_EXTRACTED ENTRIES_.

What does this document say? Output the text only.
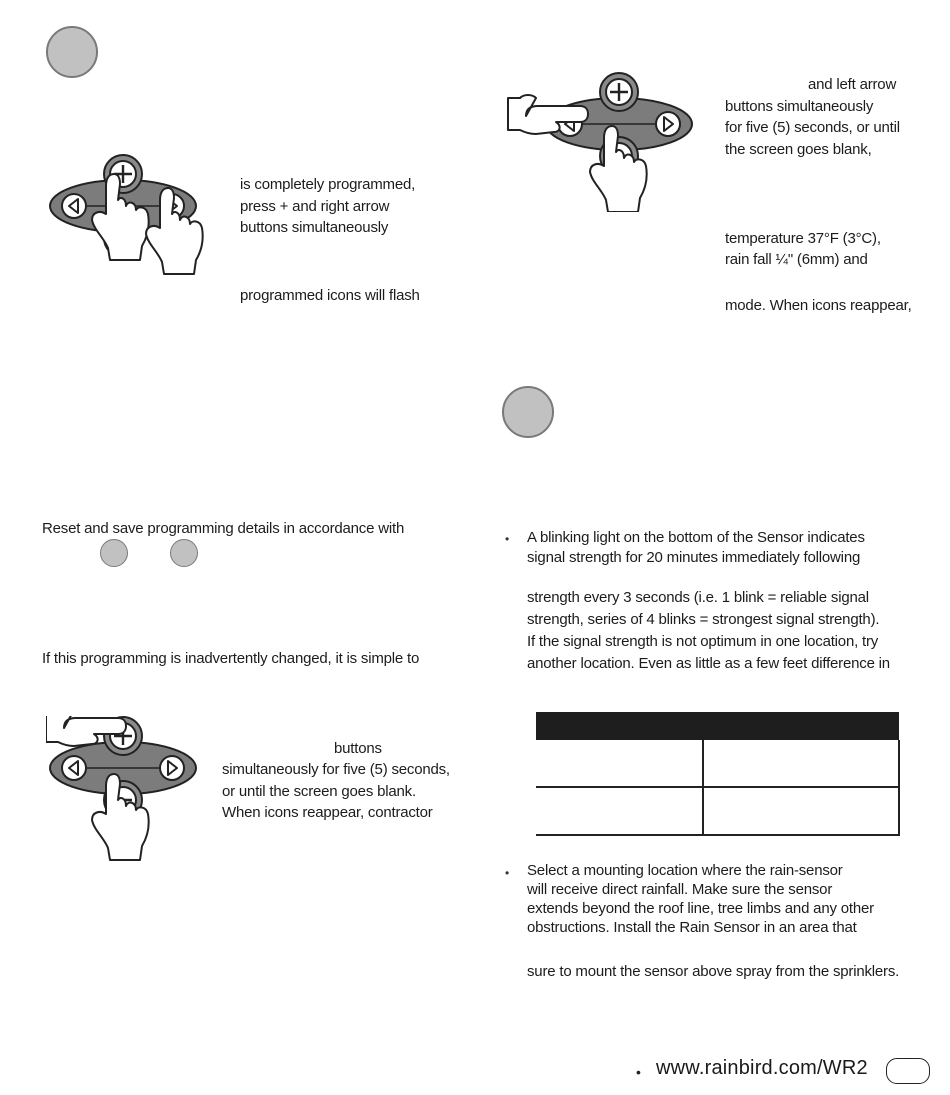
is completely programmed,
press + and right arrow
buttons simultaneously
programmed icons will flash
Reset and save programming details in accordance with
If this programming is inadvertently changed, it is simple to
buttons
simultaneously for five (5) seconds,
or until the screen goes blank.
When icons reappear, contractor
and left arrow
buttons simultaneously
for five (5) seconds, or until
the screen goes blank,
temperature 37°F (3°C),
rain fall ¼" (6mm) and
mode. When icons reappear,
• A blinking light on the bottom of the Sensor indicates
signal strength for 20 minutes immediately following
strength every 3 seconds (i.e. 1 blink = reliable signal
strength, series of 4 blinks = strongest signal strength).
If the signal strength is not optimum in one location, try
another location. Even as little as a few feet difference in

• Select a mounting location where the rain-sensor
will receive direct rainfall. Make sure the sensor
extends beyond the roof line, tree limbs and any other
obstructions. Install the Rain Sensor in an area that
sure to mount the sensor above spray from the sprinklers.
• www.rainbird.com/WR2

_WHAT IS REQUIRED_. Write out all the entries exactly, except for the pictures.

_THE COMPLETED TASK_.
What does this document say? Output the text only.
is completely programmed,
press + and right arrow
buttons simultaneously
programmed icons will flash
Reset and save programming details in accordance with
If this programming is inadvertently changed, it is simple to
buttons
simultaneously for five (5) seconds,
or until the screen goes blank.
When icons reappear, contractor
and left arrow
buttons simultaneously
for five (5) seconds, or until
the screen goes blank,
temperature 37°F (3°C),
rain fall ¼" (6mm) and
mode. When icons reappear,
• A blinking light on the bottom of the Sensor indicates
signal strength for 20 minutes immediately following
strength every 3 seconds (i.e. 1 blink = reliable signal
strength, series of 4 blinks = strongest signal strength).
If the signal strength is not optimum in one location, try
another location. Even as little as a few feet difference in

• Select a mounting location where the rain-sensor
will receive direct rainfall. Make sure the sensor
extends beyond the roof line, tree limbs and any other
obstructions. Install the Rain Sensor in an area that
sure to mount the sensor above spray from the sprinklers.
• www.rainbird.com/WR2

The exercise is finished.